WORK INSTRUCTIONS – Collect each line holding the string "JSON".

EXERCISE MATERIALS –
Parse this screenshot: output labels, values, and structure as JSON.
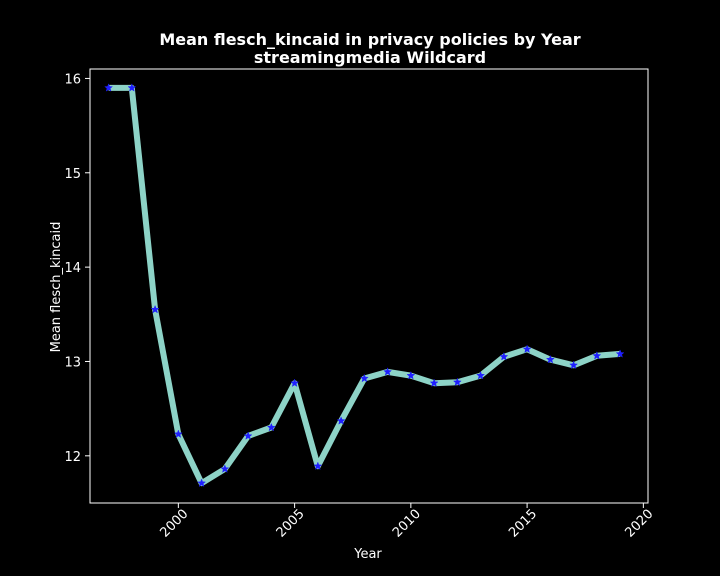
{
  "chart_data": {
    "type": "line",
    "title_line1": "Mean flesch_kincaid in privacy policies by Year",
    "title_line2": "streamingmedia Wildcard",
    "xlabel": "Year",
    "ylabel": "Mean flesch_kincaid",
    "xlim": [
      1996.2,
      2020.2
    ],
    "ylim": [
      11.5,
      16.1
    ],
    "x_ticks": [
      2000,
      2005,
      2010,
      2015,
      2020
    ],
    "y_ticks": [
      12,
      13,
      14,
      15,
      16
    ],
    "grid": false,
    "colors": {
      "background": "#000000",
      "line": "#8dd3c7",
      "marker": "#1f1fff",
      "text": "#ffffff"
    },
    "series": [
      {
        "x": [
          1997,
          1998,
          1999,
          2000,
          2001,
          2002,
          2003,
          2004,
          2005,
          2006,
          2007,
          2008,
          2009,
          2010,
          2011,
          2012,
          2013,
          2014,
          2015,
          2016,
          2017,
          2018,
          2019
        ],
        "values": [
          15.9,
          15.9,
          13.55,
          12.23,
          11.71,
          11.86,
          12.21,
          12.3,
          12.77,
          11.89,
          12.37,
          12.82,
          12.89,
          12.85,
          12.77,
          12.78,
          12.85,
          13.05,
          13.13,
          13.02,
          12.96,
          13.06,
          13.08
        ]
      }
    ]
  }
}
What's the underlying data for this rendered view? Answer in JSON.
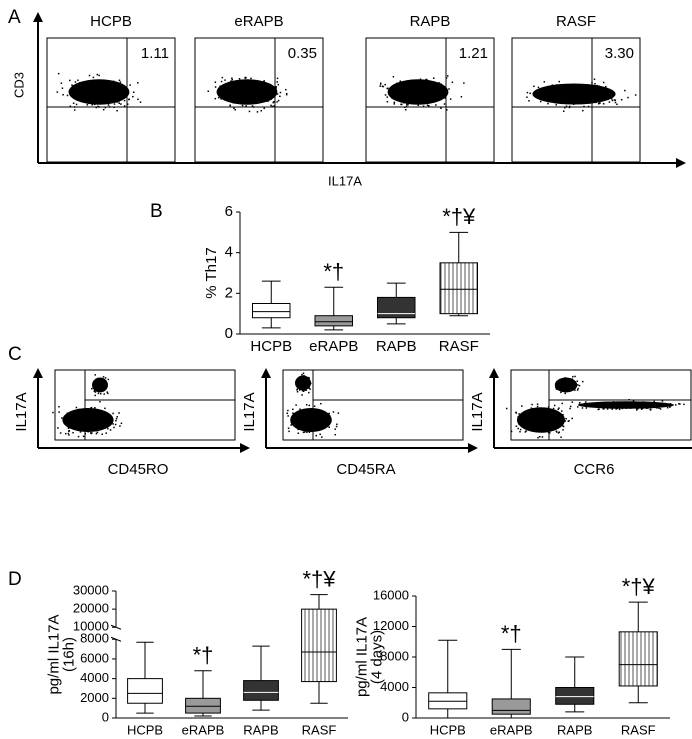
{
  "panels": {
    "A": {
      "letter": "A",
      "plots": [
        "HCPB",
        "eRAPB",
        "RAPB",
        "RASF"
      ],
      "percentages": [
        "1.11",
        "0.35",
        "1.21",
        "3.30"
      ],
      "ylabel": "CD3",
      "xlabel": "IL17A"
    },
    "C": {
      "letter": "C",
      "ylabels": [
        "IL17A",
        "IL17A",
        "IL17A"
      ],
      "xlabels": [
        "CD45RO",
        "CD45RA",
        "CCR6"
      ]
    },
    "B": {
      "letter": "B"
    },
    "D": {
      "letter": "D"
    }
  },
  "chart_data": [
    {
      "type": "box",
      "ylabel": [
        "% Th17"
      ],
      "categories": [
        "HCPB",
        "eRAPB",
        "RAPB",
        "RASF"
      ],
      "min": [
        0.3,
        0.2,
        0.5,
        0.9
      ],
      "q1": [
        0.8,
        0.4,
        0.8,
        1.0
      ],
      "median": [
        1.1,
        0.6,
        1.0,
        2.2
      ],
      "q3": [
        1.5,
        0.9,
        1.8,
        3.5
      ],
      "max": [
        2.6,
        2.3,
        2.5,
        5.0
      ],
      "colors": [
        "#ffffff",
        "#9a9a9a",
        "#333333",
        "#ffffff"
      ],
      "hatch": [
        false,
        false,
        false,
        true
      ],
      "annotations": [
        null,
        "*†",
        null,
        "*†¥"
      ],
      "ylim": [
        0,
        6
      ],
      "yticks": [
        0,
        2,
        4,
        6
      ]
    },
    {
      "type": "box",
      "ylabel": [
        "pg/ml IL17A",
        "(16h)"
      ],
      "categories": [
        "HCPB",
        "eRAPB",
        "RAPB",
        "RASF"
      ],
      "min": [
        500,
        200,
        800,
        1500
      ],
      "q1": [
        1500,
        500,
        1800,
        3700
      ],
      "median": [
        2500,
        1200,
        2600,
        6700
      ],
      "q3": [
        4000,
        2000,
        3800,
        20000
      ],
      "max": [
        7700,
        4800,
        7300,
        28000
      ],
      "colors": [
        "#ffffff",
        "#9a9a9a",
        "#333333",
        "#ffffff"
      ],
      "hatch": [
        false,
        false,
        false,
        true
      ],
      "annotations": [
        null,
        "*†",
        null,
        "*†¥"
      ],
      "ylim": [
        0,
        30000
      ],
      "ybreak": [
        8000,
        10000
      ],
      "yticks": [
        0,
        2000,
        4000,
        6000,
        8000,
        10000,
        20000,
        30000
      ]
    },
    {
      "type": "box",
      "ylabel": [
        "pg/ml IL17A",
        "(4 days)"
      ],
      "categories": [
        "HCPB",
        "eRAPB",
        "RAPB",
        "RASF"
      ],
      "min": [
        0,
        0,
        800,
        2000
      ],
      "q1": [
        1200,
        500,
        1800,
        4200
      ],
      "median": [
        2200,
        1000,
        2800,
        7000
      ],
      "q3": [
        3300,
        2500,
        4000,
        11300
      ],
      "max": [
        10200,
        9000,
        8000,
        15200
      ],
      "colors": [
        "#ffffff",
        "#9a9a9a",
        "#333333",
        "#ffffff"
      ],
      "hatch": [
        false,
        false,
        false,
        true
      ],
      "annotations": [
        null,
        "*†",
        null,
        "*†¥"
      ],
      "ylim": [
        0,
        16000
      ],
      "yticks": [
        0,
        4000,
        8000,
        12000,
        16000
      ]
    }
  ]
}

...

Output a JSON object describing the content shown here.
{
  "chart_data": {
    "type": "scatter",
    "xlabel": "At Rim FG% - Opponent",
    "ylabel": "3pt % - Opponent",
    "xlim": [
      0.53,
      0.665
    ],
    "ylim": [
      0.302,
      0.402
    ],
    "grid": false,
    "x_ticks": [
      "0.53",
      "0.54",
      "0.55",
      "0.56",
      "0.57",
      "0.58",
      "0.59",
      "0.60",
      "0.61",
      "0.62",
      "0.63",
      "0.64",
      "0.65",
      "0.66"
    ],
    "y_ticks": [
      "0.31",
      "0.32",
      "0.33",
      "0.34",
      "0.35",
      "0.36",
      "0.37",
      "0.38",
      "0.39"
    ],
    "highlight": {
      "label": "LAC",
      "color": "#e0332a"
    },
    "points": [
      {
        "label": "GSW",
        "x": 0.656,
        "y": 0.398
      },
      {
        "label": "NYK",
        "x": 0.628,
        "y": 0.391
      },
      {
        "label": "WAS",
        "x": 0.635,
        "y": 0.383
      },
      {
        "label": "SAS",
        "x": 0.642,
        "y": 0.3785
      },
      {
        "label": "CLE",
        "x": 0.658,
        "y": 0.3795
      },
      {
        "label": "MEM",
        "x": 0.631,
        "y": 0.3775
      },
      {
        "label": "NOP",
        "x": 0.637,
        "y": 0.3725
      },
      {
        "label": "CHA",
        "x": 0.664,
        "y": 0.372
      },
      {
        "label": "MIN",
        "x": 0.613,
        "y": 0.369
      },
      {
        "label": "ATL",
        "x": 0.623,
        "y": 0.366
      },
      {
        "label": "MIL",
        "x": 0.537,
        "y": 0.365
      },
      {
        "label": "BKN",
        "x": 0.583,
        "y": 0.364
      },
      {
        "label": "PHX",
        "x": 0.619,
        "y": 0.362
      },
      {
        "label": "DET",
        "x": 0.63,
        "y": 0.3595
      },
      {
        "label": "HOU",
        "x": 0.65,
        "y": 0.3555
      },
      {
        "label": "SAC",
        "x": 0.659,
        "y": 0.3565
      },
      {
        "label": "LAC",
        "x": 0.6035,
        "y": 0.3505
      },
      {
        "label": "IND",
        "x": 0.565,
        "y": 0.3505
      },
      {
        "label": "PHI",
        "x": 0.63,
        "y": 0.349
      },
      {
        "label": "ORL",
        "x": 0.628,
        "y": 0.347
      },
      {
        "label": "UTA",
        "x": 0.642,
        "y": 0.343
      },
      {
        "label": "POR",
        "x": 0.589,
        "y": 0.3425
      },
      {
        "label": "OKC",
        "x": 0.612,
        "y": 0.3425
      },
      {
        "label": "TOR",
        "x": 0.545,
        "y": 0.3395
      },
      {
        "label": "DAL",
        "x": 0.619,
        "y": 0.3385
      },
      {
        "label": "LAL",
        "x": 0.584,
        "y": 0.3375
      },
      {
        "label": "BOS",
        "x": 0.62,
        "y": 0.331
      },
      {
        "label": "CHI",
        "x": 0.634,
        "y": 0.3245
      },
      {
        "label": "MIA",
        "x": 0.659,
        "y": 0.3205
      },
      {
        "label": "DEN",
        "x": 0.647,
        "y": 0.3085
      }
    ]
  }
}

RESULT BELOW –
Parse this screenshot: output labels, values, and structure as JSON.
What's the underlying data for this rendered view? Answer in JSON.
Output a JSON object describing the content shown here.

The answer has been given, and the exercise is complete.